Your assignment
In the excerpt on ISO-1 treatment and photoreceptor apoptosis, what daily dose of ISO-1 is given in experimental design (a)?

Excerpt
┌────────
ISO-1 treatment blocks photoreceptor apoptosis and loss of ONL thickness. Experimental design (a): ISO-1(40 mg/kg/day) or vehicle treatment was initiated 1 day prior to RD creation and continued daily until sacrifice at day 3 or 14 (n = 6/group). Representative photographs show TUNEL positive cells (red) in the ONL in day 3 detached retina from vehicle (b) and ISO-1 treated mice (c). Scale bar denotes 50 microns. TUNEL positive cells were significantly reduced in ISO-1 treated mice at day 3 when apoptosis is maximal (f, *p = 0.0036), but not different at day 14 (not shown). A second independent study confirmed the significant reduction in TUNEL by ISO-1 (35 mg/kg/day, n = 6/group, p = 0.008, not shown). ONL thickness in ISO-1 treated eyes was significantly thicker than that of vehicle treated eyes at day 14 (g, *p = 0.0278). Confocal micrographs shows activated caspase-3 positive cells (green) in the ONL of day 3 background controls (d) and ISO-1 treated (e) mice (n = 10/group). Scale bar denotes 25 microns. Caspase-3 positive cells were not significantly reduced in ISO-1 treated animals compared to controls in day 3 and 14 (h, n = 10/group, p = 0.2593 and p = 0.1367, respectively). Cleaved PARP protein expression in ISO-1 treated eyes was not significantly different from vehicle treated eyes at either timepoints (i, n = 6, p = 0.3269 at day3 and n = 5, p = 0.3163 at day14). AIF protein expression in ISO-1 treated eyes was not significantly increased from vehicle treated eyes at day 3 (j, n = 6/group, p = 0.2891).
└────────
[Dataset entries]
┌────────
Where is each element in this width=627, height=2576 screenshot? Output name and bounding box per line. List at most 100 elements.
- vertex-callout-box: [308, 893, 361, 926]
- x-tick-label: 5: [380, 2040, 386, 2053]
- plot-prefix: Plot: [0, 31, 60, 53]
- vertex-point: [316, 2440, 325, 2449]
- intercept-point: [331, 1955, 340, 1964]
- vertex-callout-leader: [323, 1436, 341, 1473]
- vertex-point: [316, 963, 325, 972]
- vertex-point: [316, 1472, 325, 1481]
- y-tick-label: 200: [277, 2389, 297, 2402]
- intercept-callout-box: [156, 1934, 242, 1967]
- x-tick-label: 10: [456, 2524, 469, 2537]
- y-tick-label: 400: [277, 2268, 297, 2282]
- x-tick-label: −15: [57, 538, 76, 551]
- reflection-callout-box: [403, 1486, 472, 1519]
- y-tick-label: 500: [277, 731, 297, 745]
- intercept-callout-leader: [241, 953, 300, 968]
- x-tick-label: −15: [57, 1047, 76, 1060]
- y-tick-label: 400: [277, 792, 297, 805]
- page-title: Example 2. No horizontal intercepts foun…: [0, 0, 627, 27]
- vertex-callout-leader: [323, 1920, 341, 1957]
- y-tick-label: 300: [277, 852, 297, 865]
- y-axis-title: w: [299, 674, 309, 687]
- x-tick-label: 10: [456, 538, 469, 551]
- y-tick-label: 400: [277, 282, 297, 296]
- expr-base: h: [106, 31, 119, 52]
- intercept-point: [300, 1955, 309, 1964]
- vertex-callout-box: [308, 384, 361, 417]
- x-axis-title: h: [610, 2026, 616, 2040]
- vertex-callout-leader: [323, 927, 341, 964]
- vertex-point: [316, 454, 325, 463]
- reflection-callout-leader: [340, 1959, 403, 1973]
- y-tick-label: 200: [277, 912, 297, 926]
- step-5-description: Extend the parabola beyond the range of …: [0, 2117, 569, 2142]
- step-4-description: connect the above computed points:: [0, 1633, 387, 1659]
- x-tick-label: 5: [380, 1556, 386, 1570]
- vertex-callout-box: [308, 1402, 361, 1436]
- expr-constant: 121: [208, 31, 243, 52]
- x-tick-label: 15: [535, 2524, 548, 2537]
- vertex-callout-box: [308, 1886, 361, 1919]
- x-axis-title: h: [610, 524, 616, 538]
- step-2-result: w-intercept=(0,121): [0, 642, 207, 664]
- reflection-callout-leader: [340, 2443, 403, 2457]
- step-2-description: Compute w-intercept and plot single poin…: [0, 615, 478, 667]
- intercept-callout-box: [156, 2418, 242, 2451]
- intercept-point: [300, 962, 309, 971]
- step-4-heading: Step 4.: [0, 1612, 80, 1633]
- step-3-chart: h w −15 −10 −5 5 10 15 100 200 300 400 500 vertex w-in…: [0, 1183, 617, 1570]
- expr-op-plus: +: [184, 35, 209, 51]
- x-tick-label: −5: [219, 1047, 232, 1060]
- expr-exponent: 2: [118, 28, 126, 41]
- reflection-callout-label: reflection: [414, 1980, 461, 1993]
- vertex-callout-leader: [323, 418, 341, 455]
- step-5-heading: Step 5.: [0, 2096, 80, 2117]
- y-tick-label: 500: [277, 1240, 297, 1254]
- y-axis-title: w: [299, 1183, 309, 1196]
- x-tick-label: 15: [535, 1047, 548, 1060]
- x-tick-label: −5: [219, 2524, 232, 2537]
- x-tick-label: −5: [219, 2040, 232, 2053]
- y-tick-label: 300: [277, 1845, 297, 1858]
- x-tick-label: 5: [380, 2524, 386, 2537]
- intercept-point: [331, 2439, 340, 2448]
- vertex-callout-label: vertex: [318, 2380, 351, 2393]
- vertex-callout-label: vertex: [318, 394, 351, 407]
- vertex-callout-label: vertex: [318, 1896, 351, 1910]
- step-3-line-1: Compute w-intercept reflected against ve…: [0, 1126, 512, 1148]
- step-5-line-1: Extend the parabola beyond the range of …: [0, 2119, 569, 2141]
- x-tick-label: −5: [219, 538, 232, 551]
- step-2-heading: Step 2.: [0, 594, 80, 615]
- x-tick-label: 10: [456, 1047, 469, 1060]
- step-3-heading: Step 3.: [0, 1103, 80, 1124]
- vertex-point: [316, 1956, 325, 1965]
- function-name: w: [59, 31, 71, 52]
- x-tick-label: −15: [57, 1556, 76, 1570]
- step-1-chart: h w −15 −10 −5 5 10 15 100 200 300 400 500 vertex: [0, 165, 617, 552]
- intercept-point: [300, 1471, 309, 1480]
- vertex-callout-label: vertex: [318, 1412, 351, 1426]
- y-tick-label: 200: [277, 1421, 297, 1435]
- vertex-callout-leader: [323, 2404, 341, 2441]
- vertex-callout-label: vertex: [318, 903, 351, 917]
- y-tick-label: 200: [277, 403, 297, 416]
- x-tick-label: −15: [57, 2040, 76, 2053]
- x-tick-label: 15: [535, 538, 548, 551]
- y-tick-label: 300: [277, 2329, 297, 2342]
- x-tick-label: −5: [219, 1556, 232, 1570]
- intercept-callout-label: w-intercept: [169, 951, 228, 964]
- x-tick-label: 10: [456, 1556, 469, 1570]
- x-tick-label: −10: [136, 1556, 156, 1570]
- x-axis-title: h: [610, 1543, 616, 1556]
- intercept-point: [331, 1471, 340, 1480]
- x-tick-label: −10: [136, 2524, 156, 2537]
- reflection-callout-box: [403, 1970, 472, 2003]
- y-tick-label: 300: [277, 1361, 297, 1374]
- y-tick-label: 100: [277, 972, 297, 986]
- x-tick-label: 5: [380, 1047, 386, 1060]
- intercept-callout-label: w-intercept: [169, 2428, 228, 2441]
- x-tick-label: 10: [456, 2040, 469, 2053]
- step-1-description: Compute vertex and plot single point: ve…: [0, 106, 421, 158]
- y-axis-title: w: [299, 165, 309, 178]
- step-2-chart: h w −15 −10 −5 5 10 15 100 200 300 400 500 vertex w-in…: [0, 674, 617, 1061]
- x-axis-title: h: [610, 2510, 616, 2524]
└────────
Written answer
40 mg/kg/day.